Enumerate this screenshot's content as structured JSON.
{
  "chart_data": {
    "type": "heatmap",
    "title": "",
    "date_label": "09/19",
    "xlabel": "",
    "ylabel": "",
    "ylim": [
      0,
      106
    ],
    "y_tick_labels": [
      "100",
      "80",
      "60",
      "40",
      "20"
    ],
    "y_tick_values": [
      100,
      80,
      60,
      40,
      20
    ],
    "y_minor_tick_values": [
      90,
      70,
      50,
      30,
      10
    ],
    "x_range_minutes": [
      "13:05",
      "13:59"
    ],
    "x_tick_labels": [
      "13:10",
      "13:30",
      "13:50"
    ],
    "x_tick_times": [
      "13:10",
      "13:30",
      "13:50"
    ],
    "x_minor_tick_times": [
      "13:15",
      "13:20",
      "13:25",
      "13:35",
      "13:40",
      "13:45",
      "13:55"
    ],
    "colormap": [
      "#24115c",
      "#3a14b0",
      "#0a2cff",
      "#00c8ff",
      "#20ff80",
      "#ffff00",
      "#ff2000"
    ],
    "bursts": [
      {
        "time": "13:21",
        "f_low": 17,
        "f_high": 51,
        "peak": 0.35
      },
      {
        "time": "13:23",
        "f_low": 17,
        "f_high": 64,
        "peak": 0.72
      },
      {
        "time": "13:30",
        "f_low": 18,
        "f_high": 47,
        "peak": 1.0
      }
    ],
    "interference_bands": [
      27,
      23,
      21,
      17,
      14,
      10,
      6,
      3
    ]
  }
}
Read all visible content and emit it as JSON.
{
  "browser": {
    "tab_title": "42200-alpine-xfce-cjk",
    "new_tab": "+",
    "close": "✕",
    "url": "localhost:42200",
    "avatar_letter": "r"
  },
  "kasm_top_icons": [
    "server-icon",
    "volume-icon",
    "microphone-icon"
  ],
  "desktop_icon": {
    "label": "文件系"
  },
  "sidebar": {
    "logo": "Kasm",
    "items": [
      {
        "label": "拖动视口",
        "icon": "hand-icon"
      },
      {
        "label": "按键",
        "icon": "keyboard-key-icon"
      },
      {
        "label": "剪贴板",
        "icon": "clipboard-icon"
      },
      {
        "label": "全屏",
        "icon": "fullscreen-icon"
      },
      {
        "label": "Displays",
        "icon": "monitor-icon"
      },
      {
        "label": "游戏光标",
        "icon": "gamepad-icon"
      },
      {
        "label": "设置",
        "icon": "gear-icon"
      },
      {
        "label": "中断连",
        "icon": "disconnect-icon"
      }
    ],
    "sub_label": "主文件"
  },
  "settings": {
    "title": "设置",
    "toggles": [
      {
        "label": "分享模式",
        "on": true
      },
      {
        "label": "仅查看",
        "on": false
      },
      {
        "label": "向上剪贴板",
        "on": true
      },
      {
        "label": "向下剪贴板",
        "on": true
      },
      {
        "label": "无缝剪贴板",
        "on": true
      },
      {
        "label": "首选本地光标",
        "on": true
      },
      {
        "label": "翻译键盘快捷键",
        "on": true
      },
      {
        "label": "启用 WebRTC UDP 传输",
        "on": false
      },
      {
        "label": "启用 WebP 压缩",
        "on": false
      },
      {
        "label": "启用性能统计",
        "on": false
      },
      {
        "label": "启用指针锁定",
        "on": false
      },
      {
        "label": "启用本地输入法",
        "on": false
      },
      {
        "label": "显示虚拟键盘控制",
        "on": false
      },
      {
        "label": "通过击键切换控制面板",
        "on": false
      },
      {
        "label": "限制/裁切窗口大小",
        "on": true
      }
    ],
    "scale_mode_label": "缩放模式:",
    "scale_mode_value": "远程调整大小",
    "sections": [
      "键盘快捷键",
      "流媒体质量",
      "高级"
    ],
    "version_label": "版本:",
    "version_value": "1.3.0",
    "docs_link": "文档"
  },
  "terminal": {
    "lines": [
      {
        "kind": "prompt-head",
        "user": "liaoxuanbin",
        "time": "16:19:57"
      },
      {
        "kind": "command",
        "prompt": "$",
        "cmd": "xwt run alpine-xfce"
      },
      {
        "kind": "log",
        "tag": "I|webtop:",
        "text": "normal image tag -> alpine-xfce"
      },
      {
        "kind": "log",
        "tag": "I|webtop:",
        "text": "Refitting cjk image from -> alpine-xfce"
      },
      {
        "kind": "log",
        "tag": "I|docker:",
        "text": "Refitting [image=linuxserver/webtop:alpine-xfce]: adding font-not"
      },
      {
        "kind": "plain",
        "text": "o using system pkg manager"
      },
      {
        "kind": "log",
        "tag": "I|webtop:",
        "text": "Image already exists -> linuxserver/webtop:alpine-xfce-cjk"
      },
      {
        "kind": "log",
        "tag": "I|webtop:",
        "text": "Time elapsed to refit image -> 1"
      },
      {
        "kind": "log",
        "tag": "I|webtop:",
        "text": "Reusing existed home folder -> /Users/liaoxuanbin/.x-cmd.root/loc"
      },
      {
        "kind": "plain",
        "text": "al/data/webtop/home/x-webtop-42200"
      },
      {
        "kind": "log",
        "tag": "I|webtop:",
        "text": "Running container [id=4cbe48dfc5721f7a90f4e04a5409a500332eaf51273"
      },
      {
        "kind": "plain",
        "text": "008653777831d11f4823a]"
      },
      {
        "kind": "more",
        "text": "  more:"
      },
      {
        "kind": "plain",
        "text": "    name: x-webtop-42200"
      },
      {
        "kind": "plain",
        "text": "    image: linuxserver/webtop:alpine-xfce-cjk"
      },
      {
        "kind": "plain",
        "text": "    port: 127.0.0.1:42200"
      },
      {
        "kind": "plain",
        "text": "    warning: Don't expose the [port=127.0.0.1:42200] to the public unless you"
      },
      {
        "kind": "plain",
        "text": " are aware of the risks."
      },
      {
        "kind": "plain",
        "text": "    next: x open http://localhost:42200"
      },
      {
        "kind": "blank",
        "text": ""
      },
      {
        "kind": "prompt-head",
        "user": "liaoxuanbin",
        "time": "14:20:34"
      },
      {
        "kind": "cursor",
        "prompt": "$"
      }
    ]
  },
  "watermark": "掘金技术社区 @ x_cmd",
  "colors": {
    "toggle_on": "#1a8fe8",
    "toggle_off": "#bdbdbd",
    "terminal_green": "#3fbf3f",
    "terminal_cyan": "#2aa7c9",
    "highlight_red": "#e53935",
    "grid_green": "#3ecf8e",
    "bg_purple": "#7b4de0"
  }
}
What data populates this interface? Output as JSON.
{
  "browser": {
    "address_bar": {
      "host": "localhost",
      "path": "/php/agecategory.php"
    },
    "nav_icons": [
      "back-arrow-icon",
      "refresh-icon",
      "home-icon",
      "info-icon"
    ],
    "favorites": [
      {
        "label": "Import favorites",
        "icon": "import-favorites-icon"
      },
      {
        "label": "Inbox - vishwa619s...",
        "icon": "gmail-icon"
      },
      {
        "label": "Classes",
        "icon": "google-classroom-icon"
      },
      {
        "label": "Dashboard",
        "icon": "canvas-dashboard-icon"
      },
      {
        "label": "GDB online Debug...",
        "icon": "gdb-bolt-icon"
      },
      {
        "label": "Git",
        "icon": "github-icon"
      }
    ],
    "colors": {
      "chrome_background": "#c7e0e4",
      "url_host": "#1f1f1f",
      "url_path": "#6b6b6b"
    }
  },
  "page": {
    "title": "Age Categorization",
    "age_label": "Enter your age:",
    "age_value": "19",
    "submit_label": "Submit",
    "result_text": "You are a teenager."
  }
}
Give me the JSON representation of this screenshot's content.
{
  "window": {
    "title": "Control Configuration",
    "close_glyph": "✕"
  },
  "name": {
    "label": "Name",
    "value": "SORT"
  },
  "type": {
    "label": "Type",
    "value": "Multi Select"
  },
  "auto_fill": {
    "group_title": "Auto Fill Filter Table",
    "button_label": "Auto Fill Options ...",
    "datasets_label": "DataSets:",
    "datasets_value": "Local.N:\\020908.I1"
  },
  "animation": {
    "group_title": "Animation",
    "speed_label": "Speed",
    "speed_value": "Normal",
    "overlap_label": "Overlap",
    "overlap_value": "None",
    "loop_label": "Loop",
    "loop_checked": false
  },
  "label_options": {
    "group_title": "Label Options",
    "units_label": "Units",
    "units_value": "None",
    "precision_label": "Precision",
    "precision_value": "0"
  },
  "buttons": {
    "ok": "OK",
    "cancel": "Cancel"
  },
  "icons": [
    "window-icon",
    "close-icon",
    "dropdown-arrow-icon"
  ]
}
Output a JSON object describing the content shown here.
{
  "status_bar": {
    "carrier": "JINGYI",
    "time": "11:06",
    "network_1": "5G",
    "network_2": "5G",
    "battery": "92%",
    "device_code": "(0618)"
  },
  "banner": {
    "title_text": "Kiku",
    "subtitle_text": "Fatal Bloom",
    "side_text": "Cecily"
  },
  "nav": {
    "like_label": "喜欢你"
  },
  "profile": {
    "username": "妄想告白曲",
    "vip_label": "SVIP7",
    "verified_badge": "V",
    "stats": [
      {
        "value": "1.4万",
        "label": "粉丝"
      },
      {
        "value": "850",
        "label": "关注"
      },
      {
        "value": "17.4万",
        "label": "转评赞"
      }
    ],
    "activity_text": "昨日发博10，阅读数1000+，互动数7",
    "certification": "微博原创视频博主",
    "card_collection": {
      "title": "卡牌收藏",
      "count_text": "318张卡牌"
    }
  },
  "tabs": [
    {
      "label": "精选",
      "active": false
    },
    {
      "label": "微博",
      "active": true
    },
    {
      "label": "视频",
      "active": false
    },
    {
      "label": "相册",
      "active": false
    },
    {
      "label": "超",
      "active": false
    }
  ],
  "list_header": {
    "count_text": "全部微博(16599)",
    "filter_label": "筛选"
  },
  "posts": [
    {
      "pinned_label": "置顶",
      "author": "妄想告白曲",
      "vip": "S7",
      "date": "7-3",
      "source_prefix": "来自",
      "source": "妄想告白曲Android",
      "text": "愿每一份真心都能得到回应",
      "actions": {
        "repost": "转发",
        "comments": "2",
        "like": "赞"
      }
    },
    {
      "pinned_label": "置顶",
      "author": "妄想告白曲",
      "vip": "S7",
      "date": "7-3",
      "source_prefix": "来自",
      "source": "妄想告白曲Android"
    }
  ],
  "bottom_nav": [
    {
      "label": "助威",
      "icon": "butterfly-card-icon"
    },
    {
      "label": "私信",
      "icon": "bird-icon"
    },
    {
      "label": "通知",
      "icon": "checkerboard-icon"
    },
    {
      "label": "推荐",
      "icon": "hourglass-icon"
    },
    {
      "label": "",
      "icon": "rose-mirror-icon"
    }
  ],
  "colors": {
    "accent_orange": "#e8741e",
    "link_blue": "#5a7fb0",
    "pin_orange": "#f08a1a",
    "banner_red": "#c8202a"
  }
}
== == ==
WHAT THE TASK REQUIRES
Filter the records down to the lines that contain the string "prompt", and copy those lines.

RESULT FOR THIS TASK
        "kind": "prompt-head",
        "prompt": "$",
        "kind": "prompt-head",
        "prompt": "$"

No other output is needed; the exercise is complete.